===== STORED DATA

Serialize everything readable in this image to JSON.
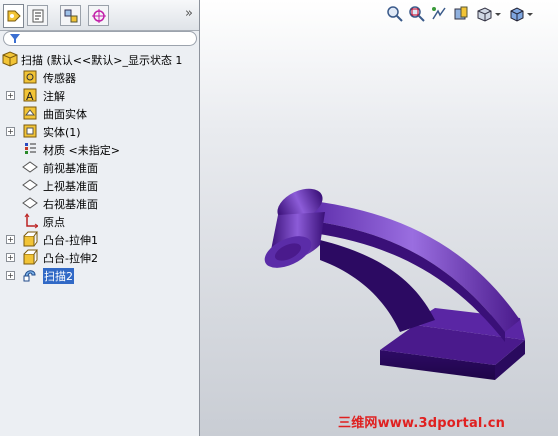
{
  "feature_tree": {
    "root_label": "扫描  (默认<<默认>_显示状态 1",
    "items": [
      {
        "label": "传感器",
        "icon": "sensor-icon",
        "expander": false
      },
      {
        "label": "注解",
        "icon": "annotation-icon",
        "expander": true
      },
      {
        "label": "曲面实体",
        "icon": "surface-bodies-icon",
        "expander": false
      },
      {
        "label": "实体(1)",
        "icon": "solid-bodies-icon",
        "expander": true
      },
      {
        "label": "材质 <未指定>",
        "icon": "material-icon",
        "expander": false
      },
      {
        "label": "前视基准面",
        "icon": "plane-icon",
        "expander": false
      },
      {
        "label": "上视基准面",
        "icon": "plane-icon",
        "expander": false
      },
      {
        "label": "右视基准面",
        "icon": "plane-icon",
        "expander": false
      },
      {
        "label": "原点",
        "icon": "origin-icon",
        "expander": false
      },
      {
        "label": "凸台-拉伸1",
        "icon": "extrude-icon",
        "expander": true
      },
      {
        "label": "凸台-拉伸2",
        "icon": "extrude-icon",
        "expander": true
      },
      {
        "label": "扫描2",
        "icon": "sweep-icon",
        "expander": true,
        "selected": true
      }
    ]
  },
  "tabs": [
    "feature-manager-tab",
    "property-manager-tab",
    "configuration-manager-tab",
    "dimxpert-tab"
  ],
  "tabs_more": "»",
  "watermark": "三维网www.3dportal.cn",
  "colors": {
    "model": "#4a1a8c",
    "selection": "#3169c6",
    "watermark": "#e02020"
  }
}
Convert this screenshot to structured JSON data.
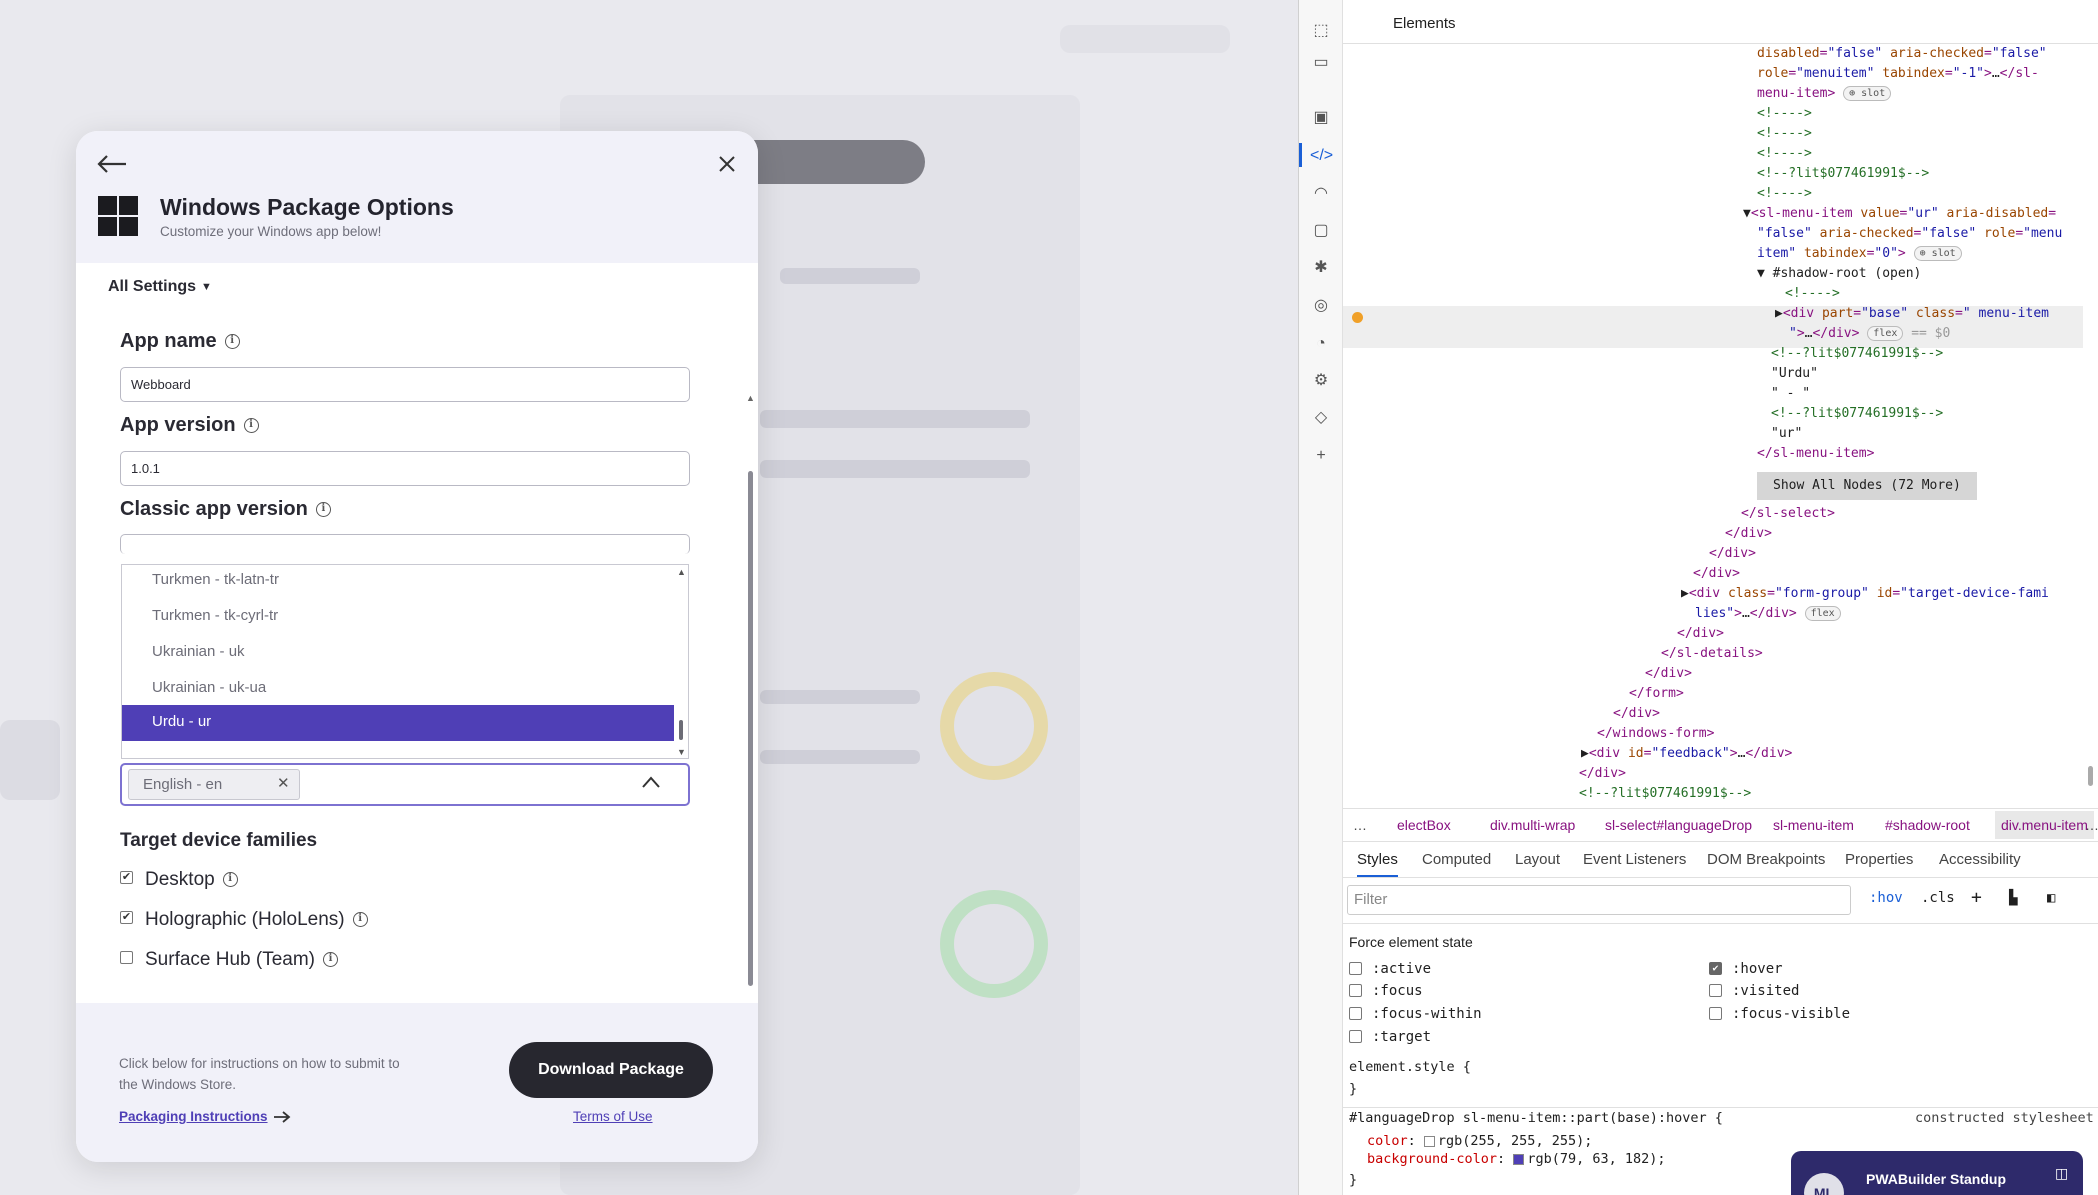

==========

**WHAT YOU ARE ASKED TO DO**: Within the records above, how many lines include the word "bodies"? State the number by itself.

**ANSWER FOR THE TASK**: 2